Exercise instructions: Wherever "Rate" appears in a line, list that line.

Records for processing:

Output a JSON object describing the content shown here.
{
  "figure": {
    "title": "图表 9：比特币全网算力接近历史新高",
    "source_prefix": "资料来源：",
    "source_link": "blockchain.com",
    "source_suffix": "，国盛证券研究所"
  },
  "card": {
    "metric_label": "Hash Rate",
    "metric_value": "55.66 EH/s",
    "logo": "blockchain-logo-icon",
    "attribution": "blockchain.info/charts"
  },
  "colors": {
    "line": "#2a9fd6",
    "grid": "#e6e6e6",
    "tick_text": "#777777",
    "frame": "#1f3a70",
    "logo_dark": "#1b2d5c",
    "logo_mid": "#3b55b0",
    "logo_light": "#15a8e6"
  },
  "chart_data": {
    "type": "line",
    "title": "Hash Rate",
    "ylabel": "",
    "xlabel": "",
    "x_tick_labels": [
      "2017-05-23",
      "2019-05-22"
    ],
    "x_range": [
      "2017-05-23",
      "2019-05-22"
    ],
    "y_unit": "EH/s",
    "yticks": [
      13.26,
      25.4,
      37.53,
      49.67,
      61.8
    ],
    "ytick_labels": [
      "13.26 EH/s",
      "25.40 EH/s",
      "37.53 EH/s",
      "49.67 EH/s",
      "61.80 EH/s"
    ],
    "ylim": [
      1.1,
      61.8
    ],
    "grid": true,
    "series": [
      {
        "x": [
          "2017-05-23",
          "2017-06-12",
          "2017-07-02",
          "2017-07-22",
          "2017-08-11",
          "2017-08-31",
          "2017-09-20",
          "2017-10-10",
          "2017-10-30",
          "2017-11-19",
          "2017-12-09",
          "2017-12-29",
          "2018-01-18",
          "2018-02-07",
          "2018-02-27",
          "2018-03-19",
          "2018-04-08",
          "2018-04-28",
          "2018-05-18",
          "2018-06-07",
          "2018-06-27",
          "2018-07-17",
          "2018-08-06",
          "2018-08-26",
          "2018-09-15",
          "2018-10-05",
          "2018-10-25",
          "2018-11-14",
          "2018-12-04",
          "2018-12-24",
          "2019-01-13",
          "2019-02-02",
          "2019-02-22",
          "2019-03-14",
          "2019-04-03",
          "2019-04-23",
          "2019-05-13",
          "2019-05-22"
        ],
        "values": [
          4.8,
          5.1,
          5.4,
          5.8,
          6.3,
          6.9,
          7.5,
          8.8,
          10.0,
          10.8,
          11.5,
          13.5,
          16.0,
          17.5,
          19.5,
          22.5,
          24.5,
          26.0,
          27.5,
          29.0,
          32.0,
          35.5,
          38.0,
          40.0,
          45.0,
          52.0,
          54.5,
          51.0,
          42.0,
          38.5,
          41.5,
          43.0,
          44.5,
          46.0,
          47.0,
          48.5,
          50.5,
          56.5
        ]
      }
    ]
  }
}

Worked solution:
    "metric_label": "Hash Rate",
    "title": "Hash Rate",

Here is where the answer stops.